### Stated goal
Beneath this task is a listing; retype all of it exactly.

### Records for this task

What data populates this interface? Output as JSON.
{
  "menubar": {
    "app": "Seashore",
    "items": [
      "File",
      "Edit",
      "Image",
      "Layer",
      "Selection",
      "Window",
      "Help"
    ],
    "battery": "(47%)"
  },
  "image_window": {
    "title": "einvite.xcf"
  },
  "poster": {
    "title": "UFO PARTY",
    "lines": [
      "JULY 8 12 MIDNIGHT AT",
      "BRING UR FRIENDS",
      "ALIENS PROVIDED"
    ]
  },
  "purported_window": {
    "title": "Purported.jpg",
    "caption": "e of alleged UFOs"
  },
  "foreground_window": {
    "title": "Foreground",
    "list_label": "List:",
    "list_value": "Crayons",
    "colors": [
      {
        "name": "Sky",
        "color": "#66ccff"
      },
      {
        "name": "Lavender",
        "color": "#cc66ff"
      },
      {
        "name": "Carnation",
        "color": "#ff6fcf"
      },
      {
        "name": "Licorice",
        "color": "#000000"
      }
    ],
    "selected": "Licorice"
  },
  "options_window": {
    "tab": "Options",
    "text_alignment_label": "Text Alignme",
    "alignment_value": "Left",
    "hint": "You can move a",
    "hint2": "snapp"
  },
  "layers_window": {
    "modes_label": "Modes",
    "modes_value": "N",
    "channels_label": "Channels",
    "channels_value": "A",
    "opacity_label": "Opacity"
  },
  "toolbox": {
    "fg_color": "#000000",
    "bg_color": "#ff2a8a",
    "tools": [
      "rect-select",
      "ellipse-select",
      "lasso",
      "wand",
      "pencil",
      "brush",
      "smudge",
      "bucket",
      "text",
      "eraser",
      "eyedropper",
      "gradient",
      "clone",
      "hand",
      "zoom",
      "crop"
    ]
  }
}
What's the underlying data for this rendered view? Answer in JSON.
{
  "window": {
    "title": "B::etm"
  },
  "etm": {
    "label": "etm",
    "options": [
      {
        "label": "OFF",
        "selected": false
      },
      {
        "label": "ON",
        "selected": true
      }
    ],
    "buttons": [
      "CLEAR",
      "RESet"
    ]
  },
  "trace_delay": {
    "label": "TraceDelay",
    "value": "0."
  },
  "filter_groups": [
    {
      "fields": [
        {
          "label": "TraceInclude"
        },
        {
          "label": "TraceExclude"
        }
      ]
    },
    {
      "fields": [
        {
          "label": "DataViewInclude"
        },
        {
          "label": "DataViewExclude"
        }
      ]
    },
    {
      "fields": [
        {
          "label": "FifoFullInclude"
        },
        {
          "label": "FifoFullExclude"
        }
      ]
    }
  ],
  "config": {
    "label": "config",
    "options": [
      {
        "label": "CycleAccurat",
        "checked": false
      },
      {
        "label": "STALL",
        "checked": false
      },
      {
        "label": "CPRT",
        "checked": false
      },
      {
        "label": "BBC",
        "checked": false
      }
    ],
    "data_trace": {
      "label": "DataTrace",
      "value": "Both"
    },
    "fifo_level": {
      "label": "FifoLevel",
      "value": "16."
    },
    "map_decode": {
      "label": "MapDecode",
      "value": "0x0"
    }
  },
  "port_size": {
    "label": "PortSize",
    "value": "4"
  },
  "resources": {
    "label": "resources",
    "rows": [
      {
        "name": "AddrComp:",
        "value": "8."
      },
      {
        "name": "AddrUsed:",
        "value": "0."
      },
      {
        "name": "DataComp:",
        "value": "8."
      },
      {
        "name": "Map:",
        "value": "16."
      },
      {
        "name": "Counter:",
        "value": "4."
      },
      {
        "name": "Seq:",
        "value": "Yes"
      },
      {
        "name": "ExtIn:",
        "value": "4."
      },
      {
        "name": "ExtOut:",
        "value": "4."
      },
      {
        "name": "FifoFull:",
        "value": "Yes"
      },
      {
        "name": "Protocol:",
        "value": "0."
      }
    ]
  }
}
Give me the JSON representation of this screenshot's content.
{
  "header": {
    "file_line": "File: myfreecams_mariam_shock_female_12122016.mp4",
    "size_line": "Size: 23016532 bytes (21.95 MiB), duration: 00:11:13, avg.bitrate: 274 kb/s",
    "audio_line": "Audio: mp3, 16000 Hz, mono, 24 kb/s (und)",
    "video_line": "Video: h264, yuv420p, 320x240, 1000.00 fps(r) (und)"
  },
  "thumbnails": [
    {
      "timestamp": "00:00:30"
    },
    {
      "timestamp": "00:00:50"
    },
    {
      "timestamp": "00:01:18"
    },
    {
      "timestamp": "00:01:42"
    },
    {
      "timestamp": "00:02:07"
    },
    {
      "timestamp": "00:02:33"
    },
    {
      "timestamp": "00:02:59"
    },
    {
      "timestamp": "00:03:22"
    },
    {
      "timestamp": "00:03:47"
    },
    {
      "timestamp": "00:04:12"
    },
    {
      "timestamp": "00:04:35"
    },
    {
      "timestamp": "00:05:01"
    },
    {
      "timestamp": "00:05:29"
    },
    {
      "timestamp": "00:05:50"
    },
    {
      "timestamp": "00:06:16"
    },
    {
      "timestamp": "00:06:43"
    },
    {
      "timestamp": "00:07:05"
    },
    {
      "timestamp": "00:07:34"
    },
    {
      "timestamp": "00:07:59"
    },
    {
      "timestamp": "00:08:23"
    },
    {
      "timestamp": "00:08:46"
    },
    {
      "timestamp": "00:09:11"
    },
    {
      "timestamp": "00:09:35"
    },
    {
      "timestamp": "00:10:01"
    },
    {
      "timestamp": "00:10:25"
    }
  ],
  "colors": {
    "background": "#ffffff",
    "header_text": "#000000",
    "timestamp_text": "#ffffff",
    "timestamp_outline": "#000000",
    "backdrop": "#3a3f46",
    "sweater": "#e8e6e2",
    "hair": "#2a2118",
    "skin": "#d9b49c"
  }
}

### Task result
What data populates this interface? Output as JSON.
{
  "menubar": {
    "app": "Seashore",
    "items": [
      "File",
      "Edit",
      "Image",
      "Layer",
      "Selection",
      "Window",
      "Help"
    ],
    "battery": "(47%)"
  },
  "image_window": {
    "title": "einvite.xcf"
  },
  "poster": {
    "title": "UFO PARTY",
    "lines": [
      "JULY 8 12 MIDNIGHT AT",
      "BRING UR FRIENDS",
      "ALIENS PROVIDED"
    ]
  },
  "purported_window": {
    "title": "Purported.jpg",
    "caption": "e of alleged UFOs"
  },
  "foreground_window": {
    "title": "Foreground",
    "list_label": "List:",
    "list_value": "Crayons",
    "colors": [
      {
        "name": "Sky",
        "color": "#66ccff"
      },
      {
        "name": "Lavender",
        "color": "#cc66ff"
      },
      {
        "name": "Carnation",
        "color": "#ff6fcf"
      },
      {
        "name": "Licorice",
        "color": "#000000"
      }
    ],
    "selected": "Licorice"
  },
  "options_window": {
    "tab": "Options",
    "text_alignment_label": "Text Alignme",
    "alignment_value": "Left",
    "hint": "You can move a",
    "hint2": "snapp"
  },
  "layers_window": {
    "modes_label": "Modes",
    "modes_value": "N",
    "channels_label": "Channels",
    "channels_value": "A",
    "opacity_label": "Opacity"
  },
  "toolbox": {
    "fg_color": "#000000",
    "bg_color": "#ff2a8a",
    "tools": [
      "rect-select",
      "ellipse-select",
      "lasso",
      "wand",
      "pencil",
      "brush",
      "smudge",
      "bucket",
      "text",
      "eraser",
      "eyedropper",
      "gradient",
      "clone",
      "hand",
      "zoom",
      "crop"
    ]
  }
}
What's the underlying data for this rendered view? Answer in JSON.
{
  "window": {
    "title": "B::etm"
  },
  "etm": {
    "label": "etm",
    "options": [
      {
        "label": "OFF",
        "selected": false
      },
      {
        "label": "ON",
        "selected": true
      }
    ],
    "buttons": [
      "CLEAR",
      "RESet"
    ]
  },
  "trace_delay": {
    "label": "TraceDelay",
    "value": "0."
  },
  "filter_groups": [
    {
      "fields": [
        {
          "label": "TraceInclude"
        },
        {
          "label": "TraceExclude"
        }
      ]
    },
    {
      "fields": [
        {
          "label": "DataViewInclude"
        },
        {
          "label": "DataViewExclude"
        }
      ]
    },
    {
      "fields": [
        {
          "label": "FifoFullInclude"
        },
        {
          "label": "FifoFullExclude"
        }
      ]
    }
  ],
  "config": {
    "label": "config",
    "options": [
      {
        "label": "CycleAccurat",
        "checked": false
      },
      {
        "label": "STALL",
        "checked": false
      },
      {
        "label": "CPRT",
        "checked": false
      },
      {
        "label": "BBC",
        "checked": false
      }
    ],
    "data_trace": {
      "label": "DataTrace",
      "value": "Both"
    },
    "fifo_level": {
      "label": "FifoLevel",
      "value": "16."
    },
    "map_decode": {
      "label": "MapDecode",
      "value": "0x0"
    }
  },
  "port_size": {
    "label": "PortSize",
    "value": "4"
  },
  "resources": {
    "label": "resources",
    "rows": [
      {
        "name": "AddrComp:",
        "value": "8."
      },
      {
        "name": "AddrUsed:",
        "value": "0."
      },
      {
        "name": "DataComp:",
        "value": "8."
      },
      {
        "name": "Map:",
        "value": "16."
      },
      {
        "name": "Counter:",
        "value": "4."
      },
      {
        "name": "Seq:",
        "value": "Yes"
      },
      {
        "name": "ExtIn:",
        "value": "4."
      },
      {
        "name": "ExtOut:",
        "value": "4."
      },
      {
        "name": "FifoFull:",
        "value": "Yes"
      },
      {
        "name": "Protocol:",
        "value": "0."
      }
    ]
  }
}
Give me the JSON representation of this screenshot's content.
{
  "header": {
    "file_line": "File: myfreecams_mariam_shock_female_12122016.mp4",
    "size_line": "Size: 23016532 bytes (21.95 MiB), duration: 00:11:13, avg.bitrate: 274 kb/s",
    "audio_line": "Audio: mp3, 16000 Hz, mono, 24 kb/s (und)",
    "video_line": "Video: h264, yuv420p, 320x240, 1000.00 fps(r) (und)"
  },
  "thumbnails": [
    {
      "timestamp": "00:00:30"
    },
    {
      "timestamp": "00:00:50"
    },
    {
      "timestamp": "00:01:18"
    },
    {
      "timestamp": "00:01:42"
    },
    {
      "timestamp": "00:02:07"
    },
    {
      "timestamp": "00:02:33"
    },
    {
      "timestamp": "00:02:59"
    },
    {
      "timestamp": "00:03:22"
    },
    {
      "timestamp": "00:03:47"
    },
    {
      "timestamp": "00:04:12"
    },
    {
      "timestamp": "00:04:35"
    },
    {
      "timestamp": "00:05:01"
    },
    {
      "timestamp": "00:05:29"
    },
    {
      "timestamp": "00:05:50"
    },
    {
      "timestamp": "00:06:16"
    },
    {
      "timestamp": "00:06:43"
    },
    {
      "timestamp": "00:07:05"
    },
    {
      "timestamp": "00:07:34"
    },
    {
      "timestamp": "00:07:59"
    },
    {
      "timestamp": "00:08:23"
    },
    {
      "timestamp": "00:08:46"
    },
    {
      "timestamp": "00:09:11"
    },
    {
      "timestamp": "00:09:35"
    },
    {
      "timestamp": "00:10:01"
    },
    {
      "timestamp": "00:10:25"
    }
  ],
  "colors": {
    "background": "#ffffff",
    "header_text": "#000000",
    "timestamp_text": "#ffffff",
    "timestamp_outline": "#000000",
    "backdrop": "#3a3f46",
    "sweater": "#e8e6e2",
    "hair": "#2a2118",
    "skin": "#d9b49c"
  }
}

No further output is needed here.